Aim -
Pictures are not part of the answer. Return the lines from the one containing "Type out the text in this image." through the end of the data, both included, exactly as they appear.

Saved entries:
__________________________________________________

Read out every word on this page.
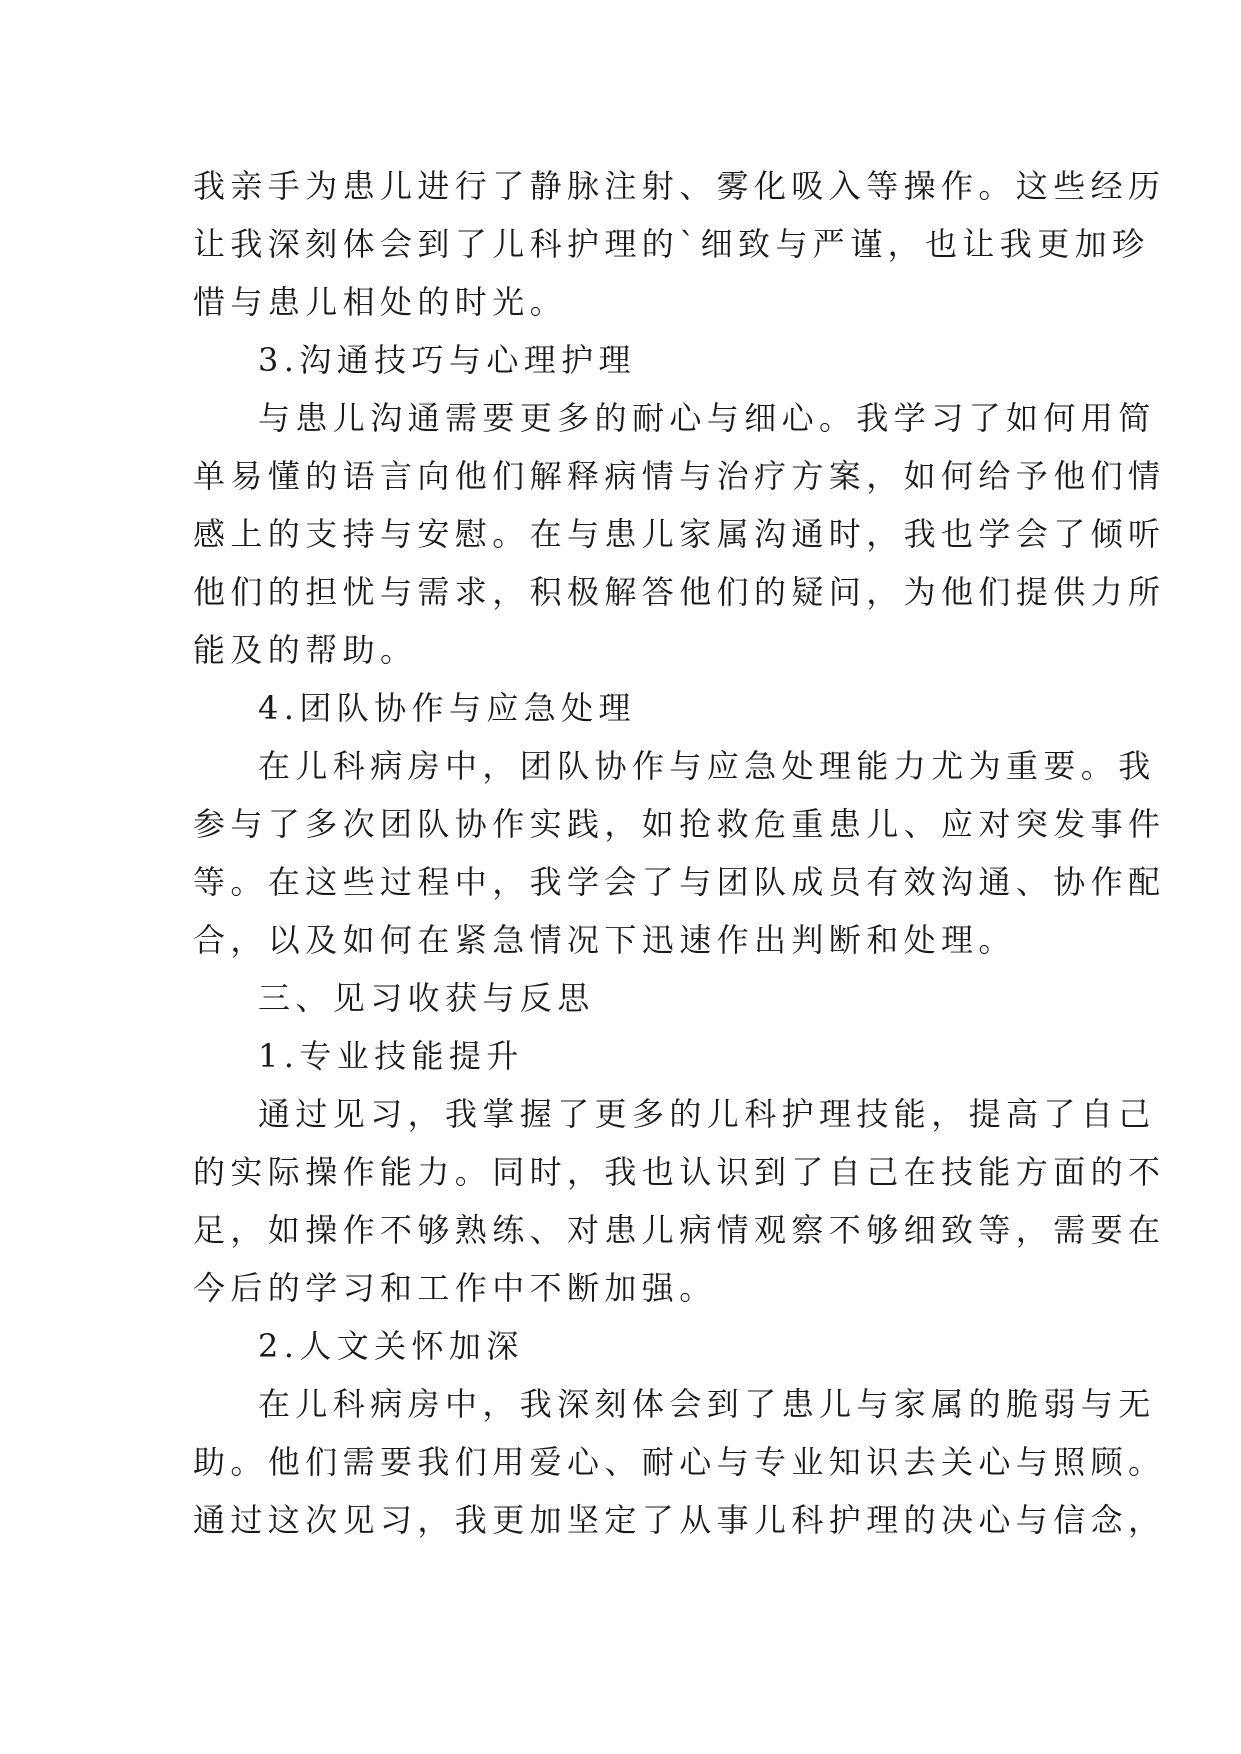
我亲手为患儿进行了静脉注射、雾化吸入等操作。这些经历
让我深刻体会到了儿科护理的`细致与严谨，也让我更加珍
惜与患儿相处的时光。
3.沟通技巧与心理护理
与患儿沟通需要更多的耐心与细心。我学习了如何用简
单易懂的语言向他们解释病情与治疗方案，如何给予他们情
感上的支持与安慰。在与患儿家属沟通时，我也学会了倾听
他们的担忧与需求，积极解答他们的疑问，为他们提供力所
能及的帮助。
4.团队协作与应急处理
在儿科病房中，团队协作与应急处理能力尤为重要。我
参与了多次团队协作实践，如抢救危重患儿、应对突发事件
等。在这些过程中，我学会了与团队成员有效沟通、协作配
合，以及如何在紧急情况下迅速作出判断和处理。
三、见习收获与反思
1.专业技能提升
通过见习，我掌握了更多的儿科护理技能，提高了自己
的实际操作能力。同时，我也认识到了自己在技能方面的不
足，如操作不够熟练、对患儿病情观察不够细致等，需要在
今后的学习和工作中不断加强。
2.人文关怀加深
在儿科病房中，我深刻体会到了患儿与家属的脆弱与无
助。他们需要我们用爱心、耐心与专业知识去关心与照顾。
通过这次见习，我更加坚定了从事儿科护理的决心与信念，
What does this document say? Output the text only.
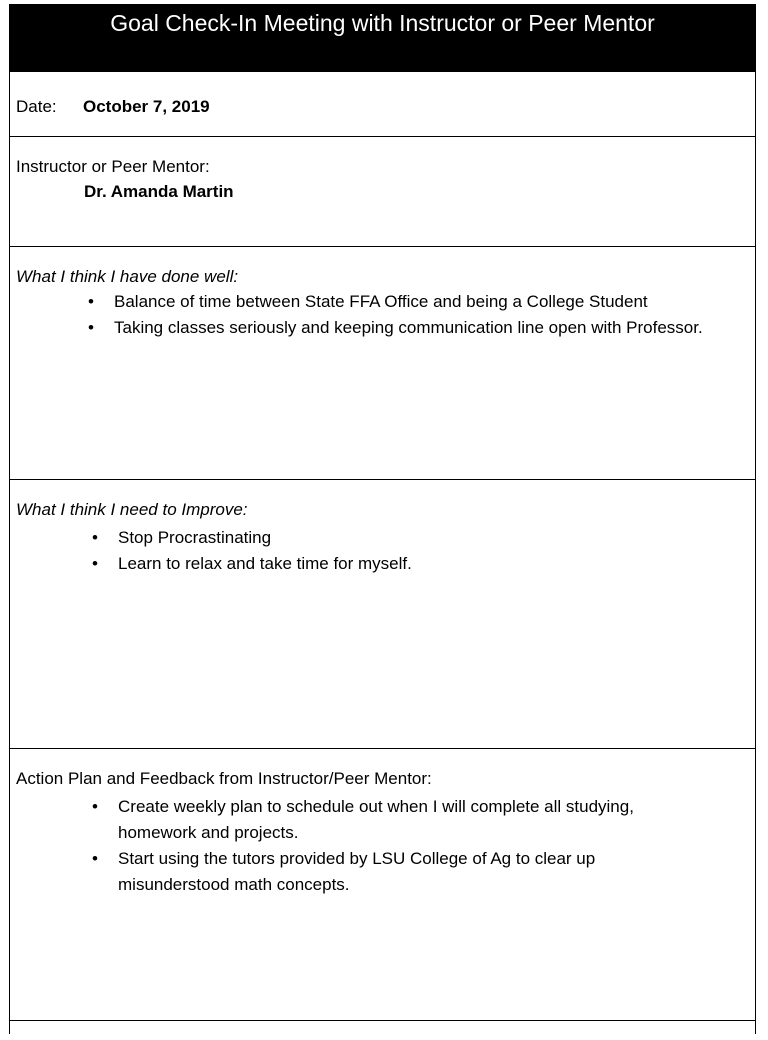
Goal Check-In Meeting with Instructor or Peer Mentor
Date: October 7, 2019
Instructor or Peer Mentor:
Dr. Amanda Martin
What I think I have done well:
•	Balance of time between State FFA Office and being a College Student
•	Taking classes seriously and keeping communication line open with Professor.
What I think I need to Improve:
•	Stop Procrastinating
•	Learn to relax and take time for myself.
Action Plan and Feedback from Instructor/Peer Mentor:
•	Create weekly plan to schedule out when I will complete all studying, homework and projects.
•	Start using the tutors provided by LSU College of Ag to clear up misunderstood math concepts.
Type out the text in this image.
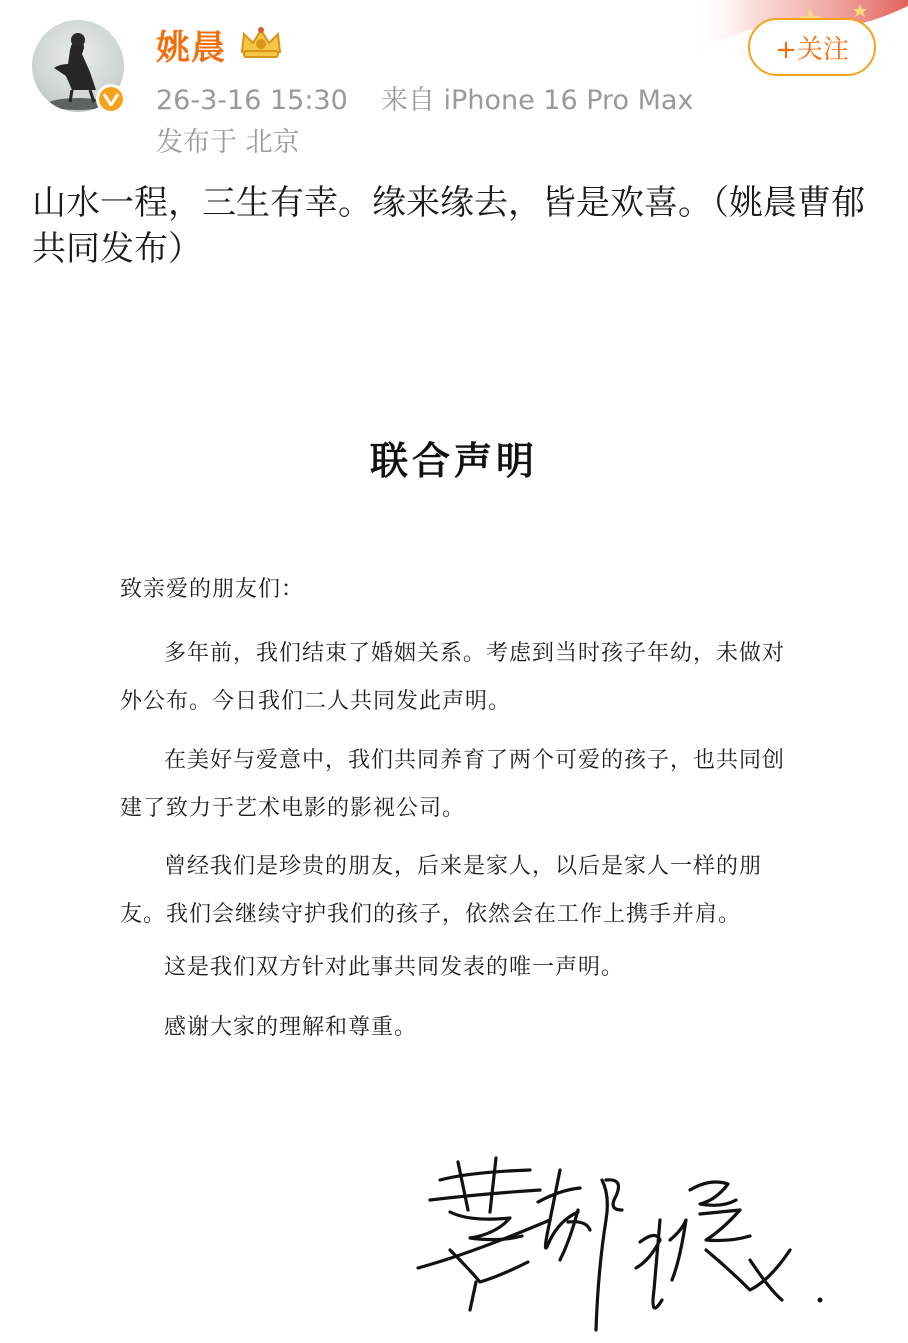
姚晨	+关注
26-3-16 15:30 来自 iPhone 16 Pro Max
发布于 北京
山水一程，三生有幸。缘来缘去，皆是欢喜。（姚晨曹郁共同发布）
联合声明
致亲爱的朋友们：
多年前，我们结束了婚姻关系。考虑到当时孩子年幼，未做对外公布。今日我们二人共同发此声明。
在美好与爱意中，我们共同养育了两个可爱的孩子，也共同创建了致力于艺术电影的影视公司。
曾经我们是珍贵的朋友，后来是家人，以后是家人一样的朋友。我们会继续守护我们的孩子，依然会在工作上携手并肩。
这是我们双方针对此事共同发表的唯一声明。
感谢大家的理解和尊重。
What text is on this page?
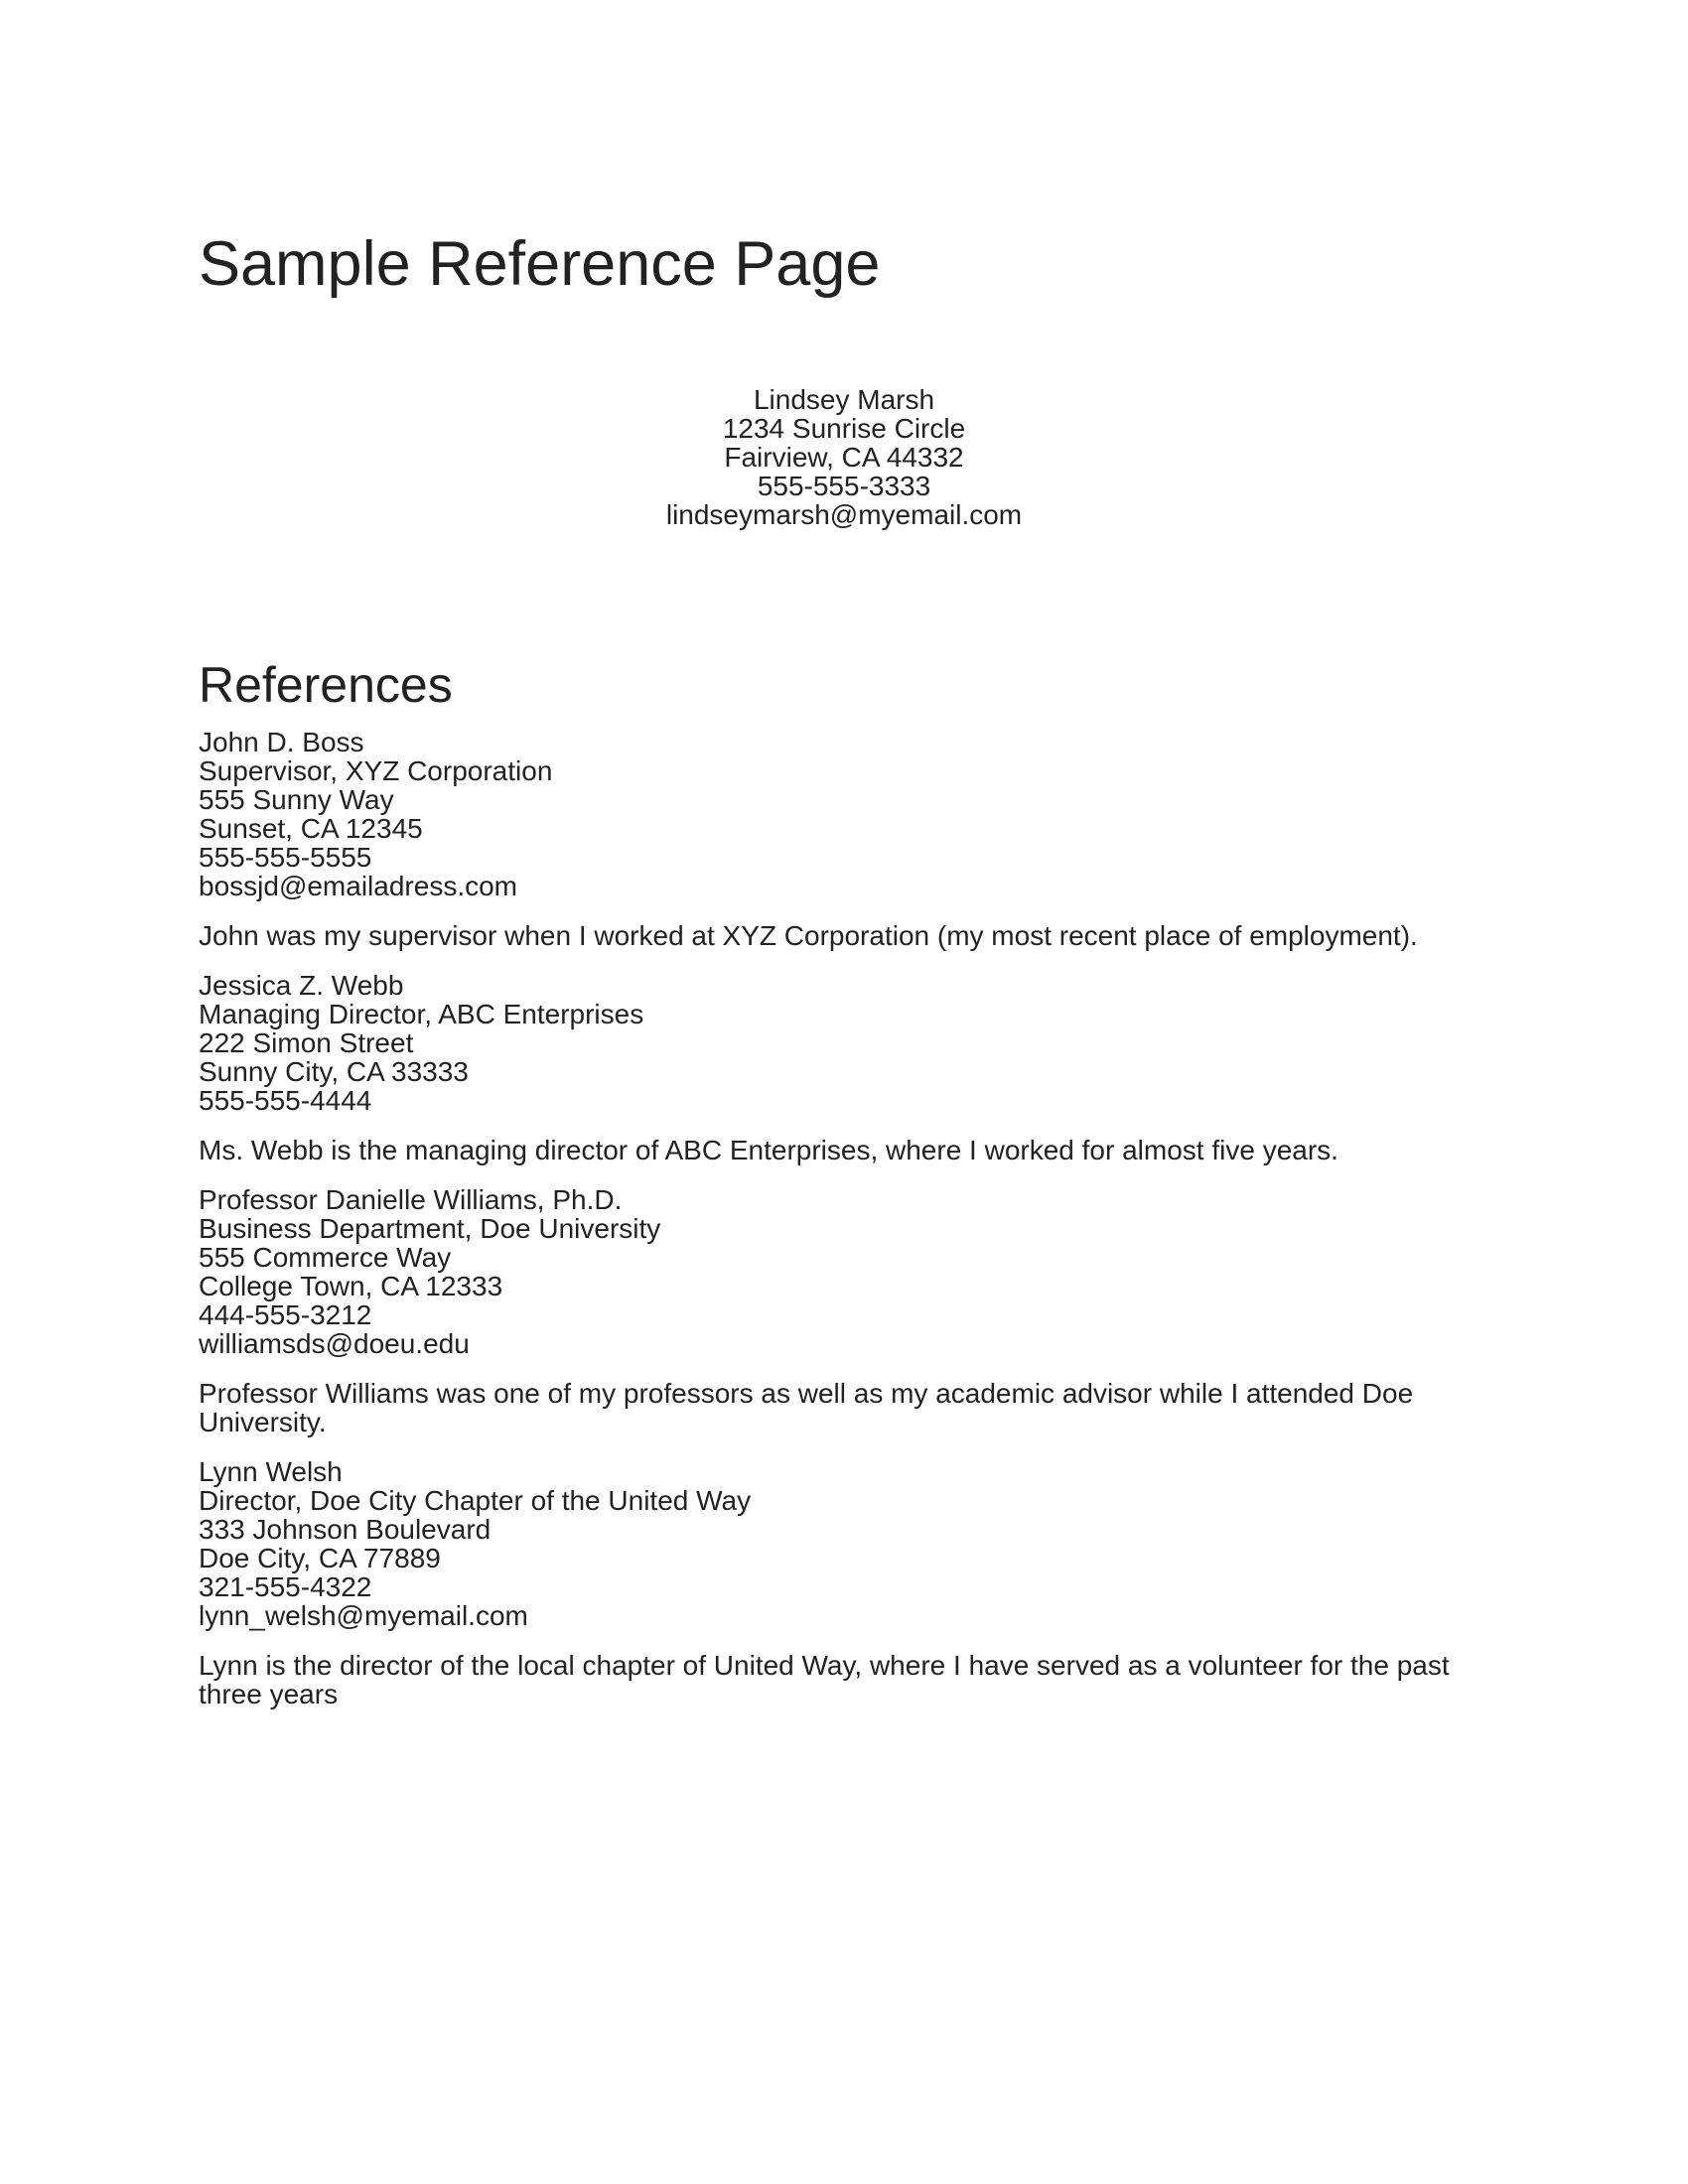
Sample Reference Page
Lindsey Marsh
1234 Sunrise Circle
Fairview, CA 44332
555-555-3333
lindseymarsh@myemail.com
References
John D. Boss
Supervisor, XYZ Corporation
555 Sunny Way
Sunset, CA 12345
555-555-5555
bossjd@emailadress.com

John was my supervisor when I worked at XYZ Corporation (my most recent place of employment).

Jessica Z. Webb
Managing Director, ABC Enterprises
222 Simon Street
Sunny City, CA 33333
555-555-4444

Ms. Webb is the managing director of ABC Enterprises, where I worked for almost five years.

Professor Danielle Williams, Ph.D.
Business Department, Doe University
555 Commerce Way
College Town, CA 12333
444-555-3212
williamsds@doeu.edu

Professor Williams was one of my professors as well as my academic advisor while I attended Doe University.

Lynn Welsh
Director, Doe City Chapter of the United Way
333 Johnson Boulevard
Doe City, CA 77889
321-555-4322
lynn_welsh@myemail.com

Lynn is the director of the local chapter of United Way, where I have served as a volunteer for the past three years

__________________________________________________

Result -
Type out the text in this image.
姚晨	+关注
26-3-16 15:30 来自 iPhone 16 Pro Max
发布于 北京
山水一程，三生有幸。缘来缘去，皆是欢喜。（姚晨曹郁共同发布）
联合声明
致亲爱的朋友们：
多年前，我们结束了婚姻关系。考虑到当时孩子年幼，未做对外公布。今日我们二人共同发此声明。
在美好与爱意中，我们共同养育了两个可爱的孩子，也共同创建了致力于艺术电影的影视公司。
曾经我们是珍贵的朋友，后来是家人，以后是家人一样的朋友。我们会继续守护我们的孩子，依然会在工作上携手并肩。
这是我们双方针对此事共同发表的唯一声明。
感谢大家的理解和尊重。
What text is on this page?
Sample Reference Page
Lindsey Marsh
1234 Sunrise Circle
Fairview, CA 44332
555-555-3333
lindseymarsh@myemail.com
References
John D. Boss
Supervisor, XYZ Corporation
555 Sunny Way
Sunset, CA 12345
555-555-5555
bossjd@emailadress.com

John was my supervisor when I worked at XYZ Corporation (my most recent place of employment).

Jessica Z. Webb
Managing Director, ABC Enterprises
222 Simon Street
Sunny City, CA 33333
555-555-4444

Ms. Webb is the managing director of ABC Enterprises, where I worked for almost five years.

Professor Danielle Williams, Ph.D.
Business Department, Doe University
555 Commerce Way
College Town, CA 12333
444-555-3212
williamsds@doeu.edu

Professor Williams was one of my professors as well as my academic advisor while I attended Doe University.

Lynn Welsh
Director, Doe City Chapter of the United Way
333 Johnson Boulevard
Doe City, CA 77889
321-555-4322
lynn_welsh@myemail.com

Lynn is the director of the local chapter of United Way, where I have served as a volunteer for the past three years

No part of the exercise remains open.